[Extracted records]
════════
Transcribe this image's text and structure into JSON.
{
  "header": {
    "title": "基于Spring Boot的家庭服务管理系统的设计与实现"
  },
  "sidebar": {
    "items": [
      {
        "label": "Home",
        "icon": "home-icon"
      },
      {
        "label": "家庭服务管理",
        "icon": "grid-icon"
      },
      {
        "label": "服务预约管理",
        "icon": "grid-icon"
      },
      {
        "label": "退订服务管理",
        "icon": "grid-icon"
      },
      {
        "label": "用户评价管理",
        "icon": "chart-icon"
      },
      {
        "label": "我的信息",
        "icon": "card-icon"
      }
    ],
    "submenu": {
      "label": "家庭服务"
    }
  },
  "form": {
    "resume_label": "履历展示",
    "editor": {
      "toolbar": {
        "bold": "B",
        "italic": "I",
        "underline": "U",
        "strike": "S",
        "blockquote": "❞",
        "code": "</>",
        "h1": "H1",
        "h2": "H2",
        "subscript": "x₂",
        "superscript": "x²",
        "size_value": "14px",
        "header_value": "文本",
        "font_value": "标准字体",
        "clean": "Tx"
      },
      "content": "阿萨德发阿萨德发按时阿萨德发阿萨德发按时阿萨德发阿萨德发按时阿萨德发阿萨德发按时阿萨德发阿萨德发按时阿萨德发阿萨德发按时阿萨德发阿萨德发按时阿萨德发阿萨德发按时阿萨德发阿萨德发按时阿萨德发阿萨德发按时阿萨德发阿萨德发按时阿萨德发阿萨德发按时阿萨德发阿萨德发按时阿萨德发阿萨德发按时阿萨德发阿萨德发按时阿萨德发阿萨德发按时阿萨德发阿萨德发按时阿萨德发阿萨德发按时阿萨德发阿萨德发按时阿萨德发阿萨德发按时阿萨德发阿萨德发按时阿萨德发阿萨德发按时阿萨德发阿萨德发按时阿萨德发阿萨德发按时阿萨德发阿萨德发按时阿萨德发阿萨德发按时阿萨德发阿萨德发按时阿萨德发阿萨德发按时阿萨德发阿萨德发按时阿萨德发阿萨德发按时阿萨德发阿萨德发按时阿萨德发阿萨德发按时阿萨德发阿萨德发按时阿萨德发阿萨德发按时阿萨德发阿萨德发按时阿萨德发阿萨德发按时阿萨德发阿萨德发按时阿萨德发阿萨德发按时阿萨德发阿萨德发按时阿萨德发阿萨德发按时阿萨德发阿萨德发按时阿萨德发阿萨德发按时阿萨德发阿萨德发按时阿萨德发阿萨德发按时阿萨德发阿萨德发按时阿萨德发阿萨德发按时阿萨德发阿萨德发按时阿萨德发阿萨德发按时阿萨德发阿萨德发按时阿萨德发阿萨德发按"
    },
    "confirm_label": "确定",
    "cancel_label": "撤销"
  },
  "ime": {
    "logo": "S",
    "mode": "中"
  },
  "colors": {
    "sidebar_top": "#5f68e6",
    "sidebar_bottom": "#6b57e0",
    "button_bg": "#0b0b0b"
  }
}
════════
▶ _What you have to do_
Reproduce the material in full, with no word added or dropped.

▶ _Task answer_
Transcribe this image's text and structure into JSON.
{
  "header": {
    "title": "基于Spring Boot的家庭服务管理系统的设计与实现"
  },
  "sidebar": {
    "items": [
      {
        "label": "Home",
        "icon": "home-icon"
      },
      {
        "label": "家庭服务管理",
        "icon": "grid-icon"
      },
      {
        "label": "服务预约管理",
        "icon": "grid-icon"
      },
      {
        "label": "退订服务管理",
        "icon": "grid-icon"
      },
      {
        "label": "用户评价管理",
        "icon": "chart-icon"
      },
      {
        "label": "我的信息",
        "icon": "card-icon"
      }
    ],
    "submenu": {
      "label": "家庭服务"
    }
  },
  "form": {
    "resume_label": "履历展示",
    "editor": {
      "toolbar": {
        "bold": "B",
        "italic": "I",
        "underline": "U",
        "strike": "S",
        "blockquote": "❞",
        "code": "</>",
        "h1": "H1",
        "h2": "H2",
        "subscript": "x₂",
        "superscript": "x²",
        "size_value": "14px",
        "header_value": "文本",
        "font_value": "标准字体",
        "clean": "Tx"
      },
      "content": "阿萨德发阿萨德发按时阿萨德发阿萨德发按时阿萨德发阿萨德发按时阿萨德发阿萨德发按时阿萨德发阿萨德发按时阿萨德发阿萨德发按时阿萨德发阿萨德发按时阿萨德发阿萨德发按时阿萨德发阿萨德发按时阿萨德发阿萨德发按时阿萨德发阿萨德发按时阿萨德发阿萨德发按时阿萨德发阿萨德发按时阿萨德发阿萨德发按时阿萨德发阿萨德发按时阿萨德发阿萨德发按时阿萨德发阿萨德发按时阿萨德发阿萨德发按时阿萨德发阿萨德发按时阿萨德发阿萨德发按时阿萨德发阿萨德发按时阿萨德发阿萨德发按时阿萨德发阿萨德发按时阿萨德发阿萨德发按时阿萨德发阿萨德发按时阿萨德发阿萨德发按时阿萨德发阿萨德发按时阿萨德发阿萨德发按时阿萨德发阿萨德发按时阿萨德发阿萨德发按时阿萨德发阿萨德发按时阿萨德发阿萨德发按时阿萨德发阿萨德发按时阿萨德发阿萨德发按时阿萨德发阿萨德发按时阿萨德发阿萨德发按时阿萨德发阿萨德发按时阿萨德发阿萨德发按时阿萨德发阿萨德发按时阿萨德发阿萨德发按时阿萨德发阿萨德发按时阿萨德发阿萨德发按时阿萨德发阿萨德发按时阿萨德发阿萨德发按时阿萨德发阿萨德发按时阿萨德发阿萨德发按时阿萨德发阿萨德发按时阿萨德发阿萨德发按时阿萨德发阿萨德发按时阿萨德发阿萨德发按"
    },
    "confirm_label": "确定",
    "cancel_label": "撤销"
  },
  "ime": {
    "logo": "S",
    "mode": "中"
  },
  "colors": {
    "sidebar_top": "#5f68e6",
    "sidebar_bottom": "#6b57e0",
    "button_bg": "#0b0b0b"
  }
}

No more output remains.